### Stated goal
Output every line below exactly.
━━━━
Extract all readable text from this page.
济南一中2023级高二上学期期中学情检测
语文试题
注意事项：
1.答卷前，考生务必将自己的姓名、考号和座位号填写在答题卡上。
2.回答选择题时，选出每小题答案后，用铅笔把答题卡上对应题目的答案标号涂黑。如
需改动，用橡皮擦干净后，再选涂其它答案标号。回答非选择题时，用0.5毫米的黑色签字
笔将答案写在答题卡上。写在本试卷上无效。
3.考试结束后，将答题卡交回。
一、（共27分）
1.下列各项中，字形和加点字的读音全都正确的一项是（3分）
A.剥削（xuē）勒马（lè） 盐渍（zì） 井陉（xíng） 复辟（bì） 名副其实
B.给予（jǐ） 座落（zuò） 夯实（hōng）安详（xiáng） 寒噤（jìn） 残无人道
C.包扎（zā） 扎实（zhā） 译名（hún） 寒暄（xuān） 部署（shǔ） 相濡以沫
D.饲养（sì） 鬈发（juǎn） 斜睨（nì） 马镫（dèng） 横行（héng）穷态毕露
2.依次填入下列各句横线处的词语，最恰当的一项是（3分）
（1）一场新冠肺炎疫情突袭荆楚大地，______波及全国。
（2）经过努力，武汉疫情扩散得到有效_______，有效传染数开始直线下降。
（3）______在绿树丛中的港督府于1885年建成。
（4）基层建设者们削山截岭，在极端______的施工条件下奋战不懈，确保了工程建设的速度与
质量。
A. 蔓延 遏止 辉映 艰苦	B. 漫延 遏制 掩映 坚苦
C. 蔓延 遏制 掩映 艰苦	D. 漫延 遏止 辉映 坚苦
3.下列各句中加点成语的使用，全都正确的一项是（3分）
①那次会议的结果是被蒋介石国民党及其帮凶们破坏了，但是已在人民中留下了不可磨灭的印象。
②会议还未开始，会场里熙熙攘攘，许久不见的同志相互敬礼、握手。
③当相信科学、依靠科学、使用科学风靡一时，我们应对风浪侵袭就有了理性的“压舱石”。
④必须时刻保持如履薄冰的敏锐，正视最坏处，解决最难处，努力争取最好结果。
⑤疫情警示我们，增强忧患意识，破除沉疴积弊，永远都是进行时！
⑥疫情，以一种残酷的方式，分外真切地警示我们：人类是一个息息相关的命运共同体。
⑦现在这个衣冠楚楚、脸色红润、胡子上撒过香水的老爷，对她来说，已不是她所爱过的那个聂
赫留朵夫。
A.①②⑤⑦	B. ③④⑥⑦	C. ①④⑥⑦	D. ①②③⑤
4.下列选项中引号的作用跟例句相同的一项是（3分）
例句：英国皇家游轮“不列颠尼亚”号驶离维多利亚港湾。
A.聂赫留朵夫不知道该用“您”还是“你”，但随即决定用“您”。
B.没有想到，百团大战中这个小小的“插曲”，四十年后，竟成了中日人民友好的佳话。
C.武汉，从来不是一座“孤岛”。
━━━━
### Result of this exercise
Extract all readable text from this page.
济南一中2023级高二上学期期中学情检测
语文试题
注意事项：
1.答卷前，考生务必将自己的姓名、考号和座位号填写在答题卡上。
2.回答选择题时，选出每小题答案后，用铅笔把答题卡上对应题目的答案标号涂黑。如
需改动，用橡皮擦干净后，再选涂其它答案标号。回答非选择题时，用0.5毫米的黑色签字
笔将答案写在答题卡上。写在本试卷上无效。
3.考试结束后，将答题卡交回。
一、（共27分）
1.下列各项中，字形和加点字的读音全都正确的一项是（3分）
A.剥削（xuē）勒马（lè） 盐渍（zì） 井陉（xíng） 复辟（bì） 名副其实
B.给予（jǐ） 座落（zuò） 夯实（hōng）安详（xiáng） 寒噤（jìn） 残无人道
C.包扎（zā） 扎实（zhā） 译名（hún） 寒暄（xuān） 部署（shǔ） 相濡以沫
D.饲养（sì） 鬈发（juǎn） 斜睨（nì） 马镫（dèng） 横行（héng）穷态毕露
2.依次填入下列各句横线处的词语，最恰当的一项是（3分）
（1）一场新冠肺炎疫情突袭荆楚大地，______波及全国。
（2）经过努力，武汉疫情扩散得到有效_______，有效传染数开始直线下降。
（3）______在绿树丛中的港督府于1885年建成。
（4）基层建设者们削山截岭，在极端______的施工条件下奋战不懈，确保了工程建设的速度与
质量。
A. 蔓延 遏止 辉映 艰苦	B. 漫延 遏制 掩映 坚苦
C. 蔓延 遏制 掩映 艰苦	D. 漫延 遏止 辉映 坚苦
3.下列各句中加点成语的使用，全都正确的一项是（3分）
①那次会议的结果是被蒋介石国民党及其帮凶们破坏了，但是已在人民中留下了不可磨灭的印象。
②会议还未开始，会场里熙熙攘攘，许久不见的同志相互敬礼、握手。
③当相信科学、依靠科学、使用科学风靡一时，我们应对风浪侵袭就有了理性的“压舱石”。
④必须时刻保持如履薄冰的敏锐，正视最坏处，解决最难处，努力争取最好结果。
⑤疫情警示我们，增强忧患意识，破除沉疴积弊，永远都是进行时！
⑥疫情，以一种残酷的方式，分外真切地警示我们：人类是一个息息相关的命运共同体。
⑦现在这个衣冠楚楚、脸色红润、胡子上撒过香水的老爷，对她来说，已不是她所爱过的那个聂
赫留朵夫。
A.①②⑤⑦	B. ③④⑥⑦	C. ①④⑥⑦	D. ①②③⑤
4.下列选项中引号的作用跟例句相同的一项是（3分）
例句：英国皇家游轮“不列颠尼亚”号驶离维多利亚港湾。
A.聂赫留朵夫不知道该用“您”还是“你”，但随即决定用“您”。
B.没有想到，百团大战中这个小小的“插曲”，四十年后，竟成了中日人民友好的佳话。
C.武汉，从来不是一座“孤岛”。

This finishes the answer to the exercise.